In the records below, work out how many lines hold the word "รายการ". Report the number alone.
** Start of DATA PROVIDED **
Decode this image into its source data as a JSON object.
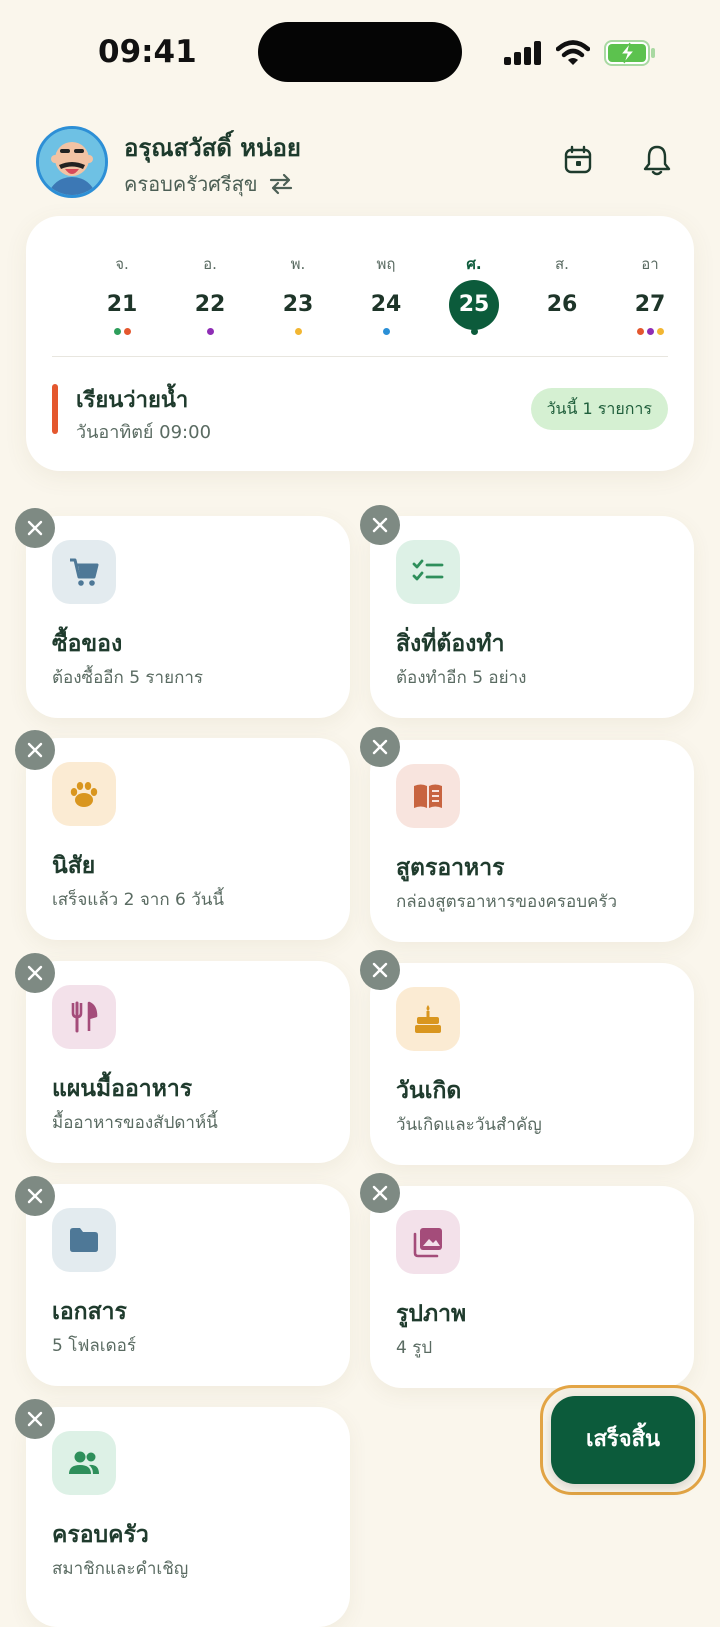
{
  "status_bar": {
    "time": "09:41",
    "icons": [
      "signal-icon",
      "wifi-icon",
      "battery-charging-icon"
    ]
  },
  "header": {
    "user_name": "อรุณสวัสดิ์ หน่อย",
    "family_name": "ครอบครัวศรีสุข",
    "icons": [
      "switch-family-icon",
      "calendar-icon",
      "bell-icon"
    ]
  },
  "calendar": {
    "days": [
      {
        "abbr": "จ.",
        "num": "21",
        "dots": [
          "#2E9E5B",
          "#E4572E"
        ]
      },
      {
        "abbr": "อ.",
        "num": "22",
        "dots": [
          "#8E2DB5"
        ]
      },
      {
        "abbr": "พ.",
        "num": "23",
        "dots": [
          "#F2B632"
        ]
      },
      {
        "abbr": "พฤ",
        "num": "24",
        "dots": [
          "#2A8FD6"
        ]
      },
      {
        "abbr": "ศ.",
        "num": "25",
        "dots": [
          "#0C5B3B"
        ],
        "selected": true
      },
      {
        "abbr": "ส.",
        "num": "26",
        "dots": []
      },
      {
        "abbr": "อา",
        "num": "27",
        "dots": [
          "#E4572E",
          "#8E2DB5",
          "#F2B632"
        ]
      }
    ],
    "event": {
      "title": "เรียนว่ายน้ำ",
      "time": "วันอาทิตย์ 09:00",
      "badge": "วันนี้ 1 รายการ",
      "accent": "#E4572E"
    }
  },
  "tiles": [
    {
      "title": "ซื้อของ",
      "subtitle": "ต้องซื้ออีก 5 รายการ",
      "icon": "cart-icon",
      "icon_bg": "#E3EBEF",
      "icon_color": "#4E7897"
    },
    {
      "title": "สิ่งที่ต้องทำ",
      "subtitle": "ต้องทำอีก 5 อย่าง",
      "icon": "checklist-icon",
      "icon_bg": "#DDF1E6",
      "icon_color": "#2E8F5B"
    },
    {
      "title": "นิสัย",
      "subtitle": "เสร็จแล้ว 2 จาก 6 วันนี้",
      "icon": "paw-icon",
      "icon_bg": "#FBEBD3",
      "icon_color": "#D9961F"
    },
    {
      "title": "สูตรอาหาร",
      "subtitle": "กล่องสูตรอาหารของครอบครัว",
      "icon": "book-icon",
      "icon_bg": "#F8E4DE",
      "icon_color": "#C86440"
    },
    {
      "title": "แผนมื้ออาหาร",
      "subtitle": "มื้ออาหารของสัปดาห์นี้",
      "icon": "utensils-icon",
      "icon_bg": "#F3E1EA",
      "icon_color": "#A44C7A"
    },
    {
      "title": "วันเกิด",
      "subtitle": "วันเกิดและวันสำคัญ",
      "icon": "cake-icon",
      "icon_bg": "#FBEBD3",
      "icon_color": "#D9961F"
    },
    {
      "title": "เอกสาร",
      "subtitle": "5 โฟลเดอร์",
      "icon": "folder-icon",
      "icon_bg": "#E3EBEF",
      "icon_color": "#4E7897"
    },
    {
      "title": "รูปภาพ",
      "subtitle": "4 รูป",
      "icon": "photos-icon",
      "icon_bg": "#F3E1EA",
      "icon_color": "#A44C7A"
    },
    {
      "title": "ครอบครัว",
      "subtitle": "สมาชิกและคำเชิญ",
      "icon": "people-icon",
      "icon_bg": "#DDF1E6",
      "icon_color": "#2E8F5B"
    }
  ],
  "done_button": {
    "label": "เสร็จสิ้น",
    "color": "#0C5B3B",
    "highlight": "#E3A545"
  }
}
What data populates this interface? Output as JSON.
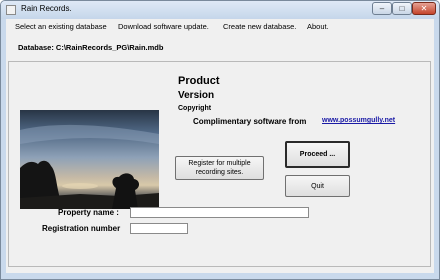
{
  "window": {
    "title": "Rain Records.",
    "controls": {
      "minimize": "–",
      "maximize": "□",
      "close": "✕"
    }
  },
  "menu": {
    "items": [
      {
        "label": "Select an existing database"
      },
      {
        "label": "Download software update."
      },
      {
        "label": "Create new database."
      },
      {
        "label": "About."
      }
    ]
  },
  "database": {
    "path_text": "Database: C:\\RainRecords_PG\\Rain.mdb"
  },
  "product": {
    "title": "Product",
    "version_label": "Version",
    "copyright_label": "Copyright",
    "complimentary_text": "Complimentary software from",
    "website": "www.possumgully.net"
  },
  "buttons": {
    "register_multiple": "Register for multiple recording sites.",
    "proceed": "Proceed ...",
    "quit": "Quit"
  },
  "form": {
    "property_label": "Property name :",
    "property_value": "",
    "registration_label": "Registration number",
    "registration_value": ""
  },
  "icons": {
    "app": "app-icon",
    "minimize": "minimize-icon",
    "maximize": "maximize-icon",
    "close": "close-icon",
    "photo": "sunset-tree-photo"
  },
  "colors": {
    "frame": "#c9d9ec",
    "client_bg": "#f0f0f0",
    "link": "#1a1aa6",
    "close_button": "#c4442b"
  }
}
** End of DATA PROVIDED **
# REPLY TO THE EXERCISE
2